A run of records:
☆ ☆ ☆

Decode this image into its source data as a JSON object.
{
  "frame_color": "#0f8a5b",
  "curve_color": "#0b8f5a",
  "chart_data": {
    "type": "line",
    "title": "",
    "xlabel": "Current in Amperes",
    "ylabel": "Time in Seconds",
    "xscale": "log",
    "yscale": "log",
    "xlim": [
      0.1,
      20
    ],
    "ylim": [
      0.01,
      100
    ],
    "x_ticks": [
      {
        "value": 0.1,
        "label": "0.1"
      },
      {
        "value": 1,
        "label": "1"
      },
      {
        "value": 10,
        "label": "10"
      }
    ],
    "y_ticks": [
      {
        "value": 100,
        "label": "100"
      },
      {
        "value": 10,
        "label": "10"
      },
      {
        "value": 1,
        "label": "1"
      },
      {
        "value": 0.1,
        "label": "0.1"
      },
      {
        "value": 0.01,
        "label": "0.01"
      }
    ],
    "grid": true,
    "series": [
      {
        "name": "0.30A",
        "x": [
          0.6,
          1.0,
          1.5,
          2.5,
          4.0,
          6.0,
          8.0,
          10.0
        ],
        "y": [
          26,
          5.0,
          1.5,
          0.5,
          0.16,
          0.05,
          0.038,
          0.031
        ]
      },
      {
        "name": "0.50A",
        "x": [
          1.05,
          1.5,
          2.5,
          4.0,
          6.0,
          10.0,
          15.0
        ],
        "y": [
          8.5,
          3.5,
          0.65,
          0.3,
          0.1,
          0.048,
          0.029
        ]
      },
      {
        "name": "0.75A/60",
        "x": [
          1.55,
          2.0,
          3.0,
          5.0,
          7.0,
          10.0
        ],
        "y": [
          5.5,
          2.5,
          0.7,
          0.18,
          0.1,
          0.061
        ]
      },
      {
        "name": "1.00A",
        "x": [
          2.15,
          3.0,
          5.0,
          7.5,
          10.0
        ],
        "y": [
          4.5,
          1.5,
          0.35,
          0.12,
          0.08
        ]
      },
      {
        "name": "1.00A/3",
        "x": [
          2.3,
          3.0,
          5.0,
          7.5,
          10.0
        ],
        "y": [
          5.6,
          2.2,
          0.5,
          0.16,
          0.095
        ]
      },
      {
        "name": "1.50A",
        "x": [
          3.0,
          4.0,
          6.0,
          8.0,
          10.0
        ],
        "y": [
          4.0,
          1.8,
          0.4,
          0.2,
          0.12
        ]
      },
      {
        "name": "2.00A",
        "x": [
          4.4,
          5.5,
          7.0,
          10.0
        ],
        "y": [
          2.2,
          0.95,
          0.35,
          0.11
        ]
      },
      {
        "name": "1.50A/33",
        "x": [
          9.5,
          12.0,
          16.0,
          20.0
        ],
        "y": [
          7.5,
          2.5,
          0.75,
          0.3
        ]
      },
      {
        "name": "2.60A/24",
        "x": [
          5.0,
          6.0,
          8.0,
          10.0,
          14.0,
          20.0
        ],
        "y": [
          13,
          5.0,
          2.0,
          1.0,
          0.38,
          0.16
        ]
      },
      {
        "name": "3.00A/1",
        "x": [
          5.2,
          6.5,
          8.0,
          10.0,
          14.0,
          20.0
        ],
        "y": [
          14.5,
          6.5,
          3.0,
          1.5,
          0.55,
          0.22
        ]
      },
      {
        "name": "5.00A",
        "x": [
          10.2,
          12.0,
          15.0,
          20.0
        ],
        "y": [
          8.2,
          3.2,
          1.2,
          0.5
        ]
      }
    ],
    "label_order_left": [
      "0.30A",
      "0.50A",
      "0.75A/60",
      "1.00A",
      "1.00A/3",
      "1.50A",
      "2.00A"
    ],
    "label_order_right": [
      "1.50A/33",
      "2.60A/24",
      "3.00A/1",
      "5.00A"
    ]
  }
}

☆ ☆ ☆

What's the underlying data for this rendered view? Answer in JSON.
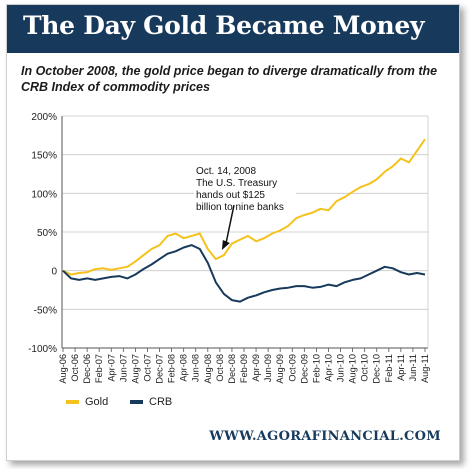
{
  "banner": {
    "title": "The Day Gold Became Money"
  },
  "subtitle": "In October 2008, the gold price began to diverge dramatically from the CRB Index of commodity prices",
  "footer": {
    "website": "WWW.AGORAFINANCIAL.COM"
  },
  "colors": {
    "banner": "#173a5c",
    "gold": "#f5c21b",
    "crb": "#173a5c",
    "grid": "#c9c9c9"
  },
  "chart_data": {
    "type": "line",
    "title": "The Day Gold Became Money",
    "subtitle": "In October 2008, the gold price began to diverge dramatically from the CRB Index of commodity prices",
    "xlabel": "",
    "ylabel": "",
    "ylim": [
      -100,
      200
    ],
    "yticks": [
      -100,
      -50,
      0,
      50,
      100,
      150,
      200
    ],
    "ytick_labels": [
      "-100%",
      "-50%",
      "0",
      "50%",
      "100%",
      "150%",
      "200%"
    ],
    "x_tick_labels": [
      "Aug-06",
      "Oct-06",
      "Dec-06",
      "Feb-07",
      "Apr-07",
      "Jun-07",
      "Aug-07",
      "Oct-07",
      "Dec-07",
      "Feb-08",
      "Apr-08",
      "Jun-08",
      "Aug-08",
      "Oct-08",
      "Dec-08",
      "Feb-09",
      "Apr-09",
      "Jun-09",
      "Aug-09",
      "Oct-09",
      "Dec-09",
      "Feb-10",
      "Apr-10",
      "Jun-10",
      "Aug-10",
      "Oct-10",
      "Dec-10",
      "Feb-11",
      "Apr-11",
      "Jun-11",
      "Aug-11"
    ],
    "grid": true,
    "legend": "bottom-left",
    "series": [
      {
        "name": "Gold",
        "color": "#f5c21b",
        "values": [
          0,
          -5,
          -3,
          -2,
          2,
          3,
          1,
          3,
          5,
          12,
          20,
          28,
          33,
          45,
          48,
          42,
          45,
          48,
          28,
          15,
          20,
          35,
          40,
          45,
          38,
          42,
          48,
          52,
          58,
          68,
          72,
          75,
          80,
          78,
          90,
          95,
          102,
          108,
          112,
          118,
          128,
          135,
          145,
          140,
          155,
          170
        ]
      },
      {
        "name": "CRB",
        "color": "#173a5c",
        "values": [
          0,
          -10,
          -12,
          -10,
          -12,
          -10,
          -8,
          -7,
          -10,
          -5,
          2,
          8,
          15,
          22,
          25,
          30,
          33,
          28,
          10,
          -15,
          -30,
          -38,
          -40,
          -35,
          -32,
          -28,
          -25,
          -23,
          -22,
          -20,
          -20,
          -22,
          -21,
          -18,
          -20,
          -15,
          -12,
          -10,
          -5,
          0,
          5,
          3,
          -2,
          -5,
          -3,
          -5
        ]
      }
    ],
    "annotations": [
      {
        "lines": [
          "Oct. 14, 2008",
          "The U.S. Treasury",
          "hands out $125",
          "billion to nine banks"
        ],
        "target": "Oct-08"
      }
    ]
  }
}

☆ ☆ ☆

Identify the lines above with the word "from". Copy them.

## ANSWER IN FULL
  "subtitle": "In October 2008, the gold price began to diverge dramatically from the CRB Index of commodity prices",
    "subtitle": "In October 2008, the gold price began to diverge dramatically from the CRB Index of commodity prices",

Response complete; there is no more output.